**WHAT YOU ARE ASKED TO DO:** Copy the records that follow exactly as written, but not their pictures.

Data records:
— BEGIN —

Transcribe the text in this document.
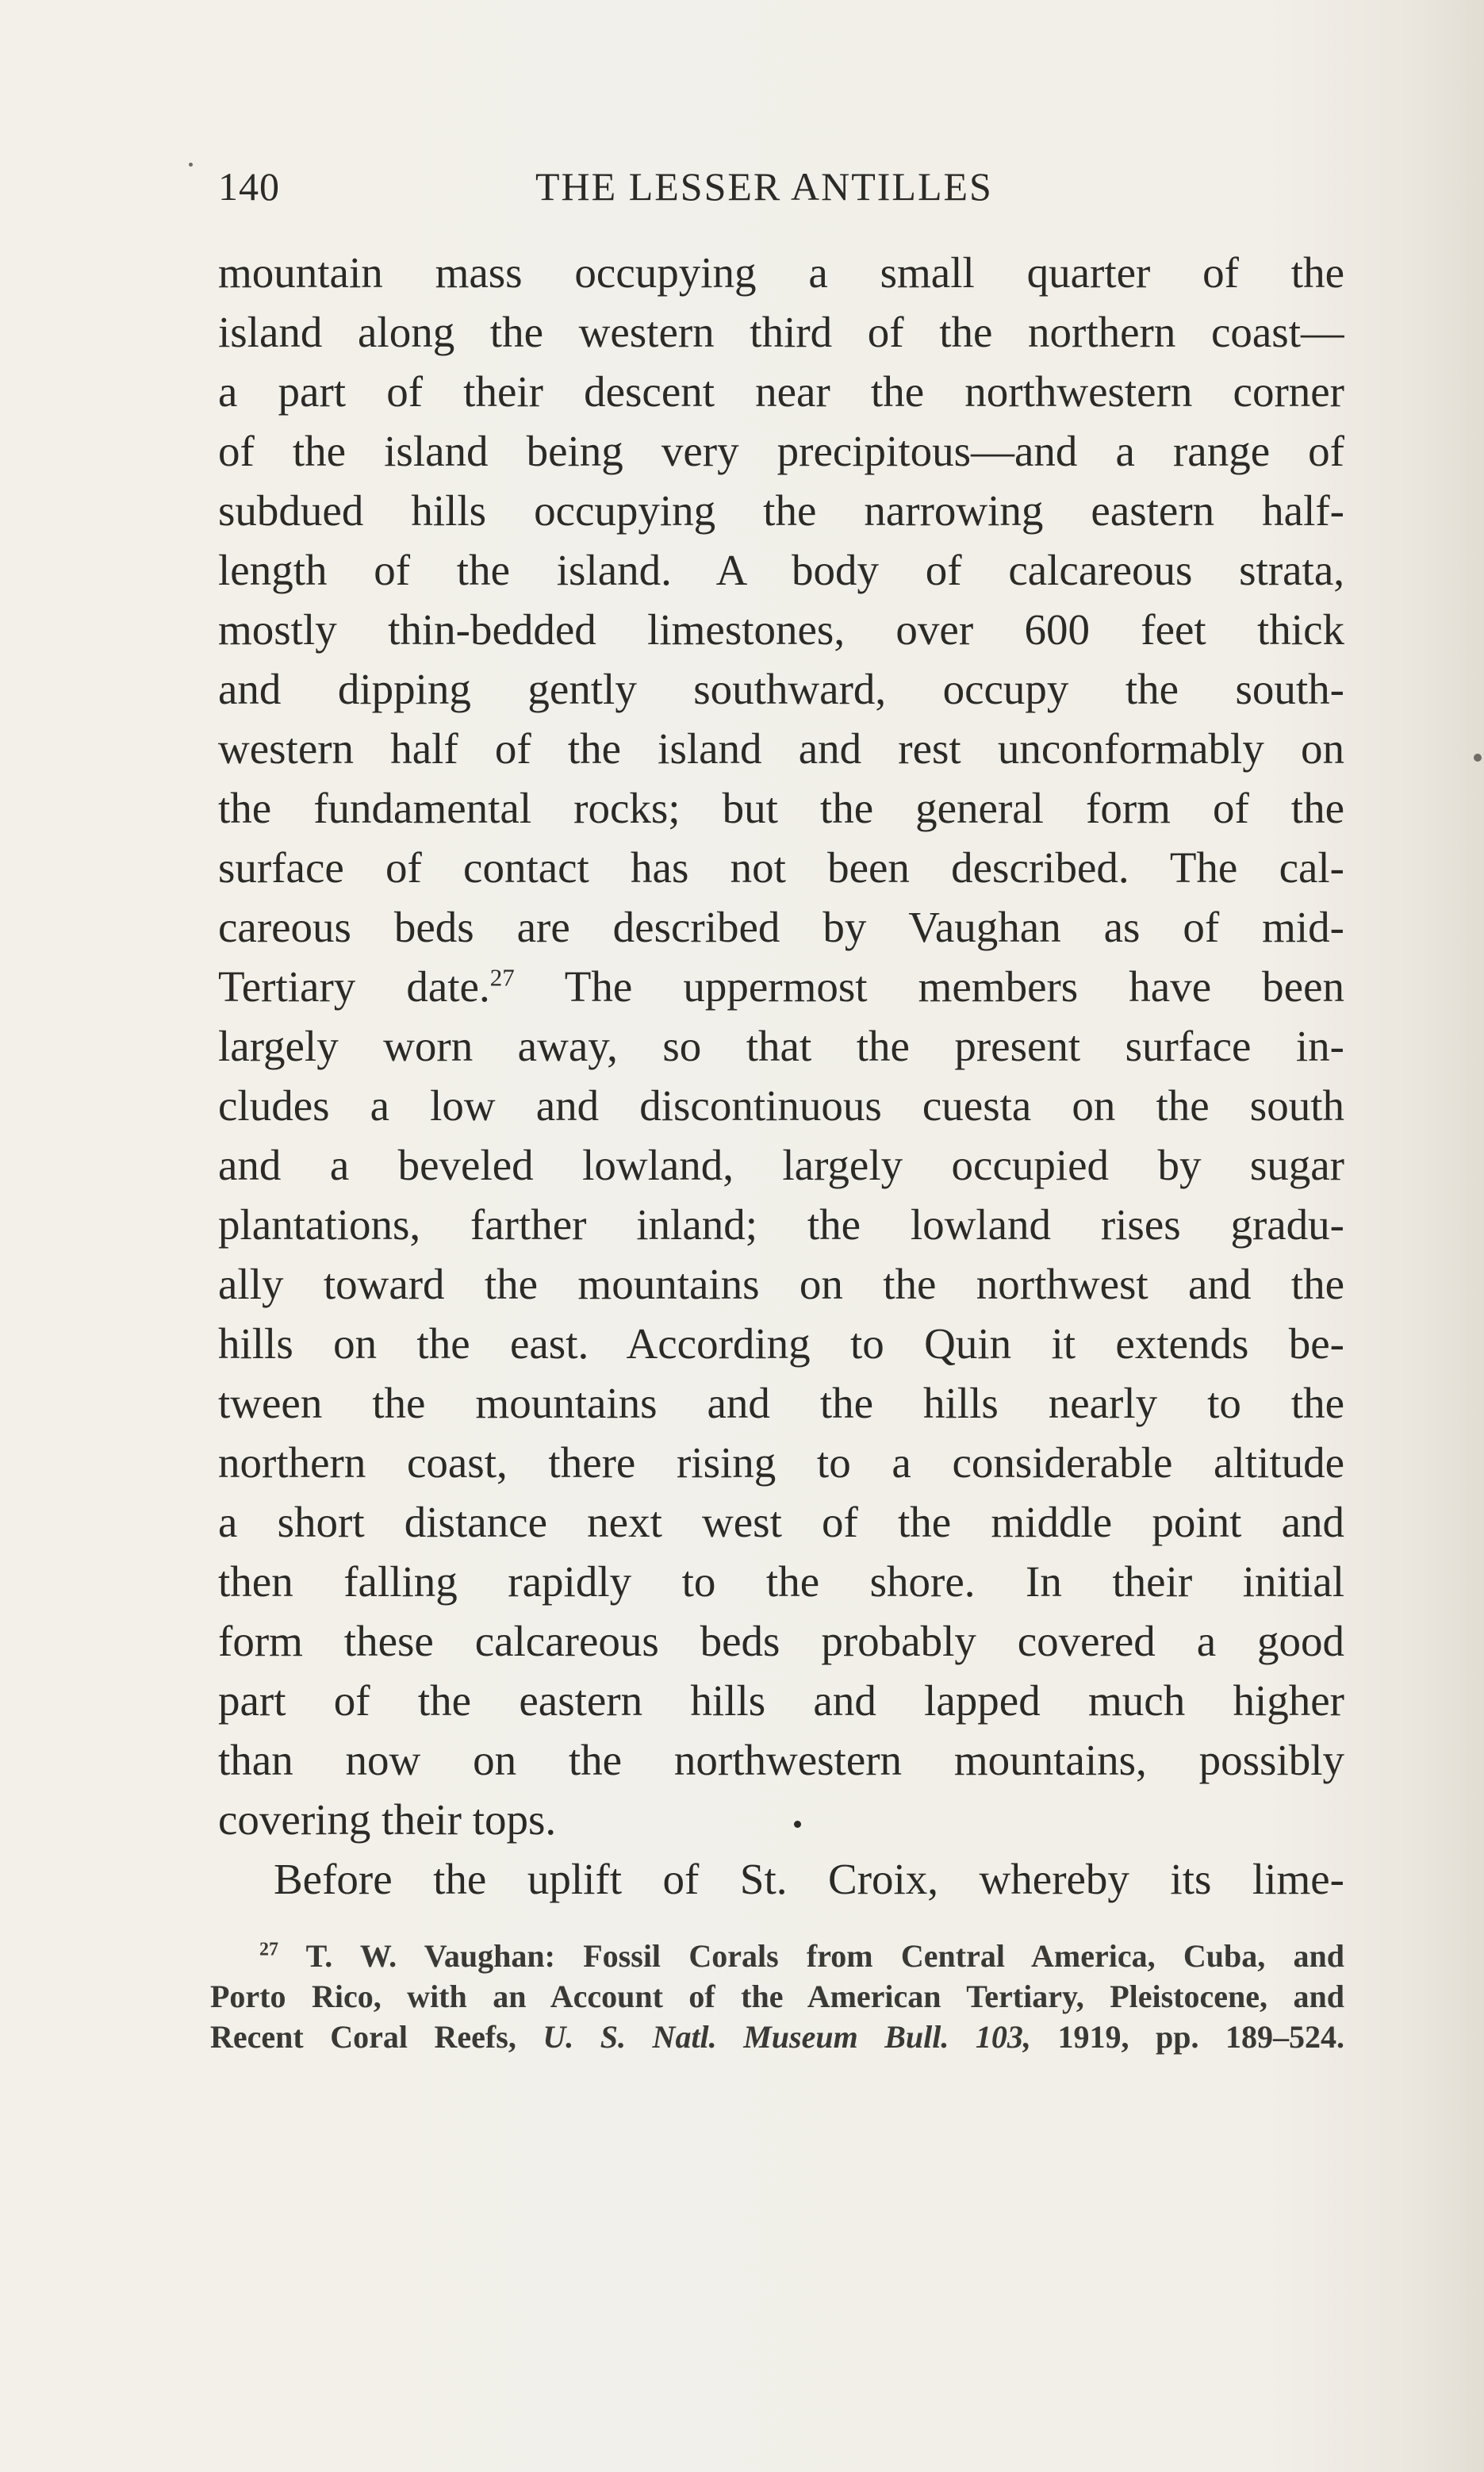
140	THE LESSER ANTILLES
mountain mass occupying a small quarter of the
island along the western third of the northern coast—
a part of their descent near the northwestern corner
of the island being very precipitous—and a range of
subdued hills occupying the narrowing eastern half-
length of the island. A body of calcareous strata,
mostly thin-bedded limestones, over 600 feet thick
and dipping gently southward, occupy the south-
western half of the island and rest unconformably on
the fundamental rocks; but the general form of the
surface of contact has not been described. The cal-
careous beds are described by Vaughan as of mid-
Tertiary date.$^{27}$ The uppermost members have been
largely worn away, so that the present surface in-
cludes a low and discontinuous cuesta on the south
and a beveled lowland, largely occupied by sugar
plantations, farther inland; the lowland rises gradu-
ally toward the mountains on the northwest and the
hills on the east. According to Quin it extends be-
tween the mountains and the hills nearly to the
northern coast, there rising to a considerable altitude
a short distance next west of the middle point and
then falling rapidly to the shore. In their initial
form these calcareous beds probably covered a good
part of the eastern hills and lapped much higher
than now on the northwestern mountains, possibly
covering their tops.
Before the uplift of St. Croix, whereby its lime-
$^{27}$ T. W. Vaughan: Fossil Corals from Central America, Cuba, and
Porto Rico, with an Account of the American Tertiary, Pleistocene, and
Recent Coral Reefs, U. S. Natl. Museum Bull. 103, 1919, pp. 189–524.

— END —

**EXERCISE ANSWER:**
Transcribe the text in this document.
140	THE LESSER ANTILLES
mountain mass occupying a small quarter of the
island along the western third of the northern coast—
a part of their descent near the northwestern corner
of the island being very precipitous—and a range of
subdued hills occupying the narrowing eastern half-
length of the island. A body of calcareous strata,
mostly thin-bedded limestones, over 600 feet thick
and dipping gently southward, occupy the south-
western half of the island and rest unconformably on
the fundamental rocks; but the general form of the
surface of contact has not been described. The cal-
careous beds are described by Vaughan as of mid-
Tertiary date.$^{27}$ The uppermost members have been
largely worn away, so that the present surface in-
cludes a low and discontinuous cuesta on the south
and a beveled lowland, largely occupied by sugar
plantations, farther inland; the lowland rises gradu-
ally toward the mountains on the northwest and the
hills on the east. According to Quin it extends be-
tween the mountains and the hills nearly to the
northern coast, there rising to a considerable altitude
a short distance next west of the middle point and
then falling rapidly to the shore. In their initial
form these calcareous beds probably covered a good
part of the eastern hills and lapped much higher
than now on the northwestern mountains, possibly
covering their tops.
Before the uplift of St. Croix, whereby its lime-
$^{27}$ T. W. Vaughan: Fossil Corals from Central America, Cuba, and
Porto Rico, with an Account of the American Tertiary, Pleistocene, and
Recent Coral Reefs, U. S. Natl. Museum Bull. 103, 1919, pp. 189–524.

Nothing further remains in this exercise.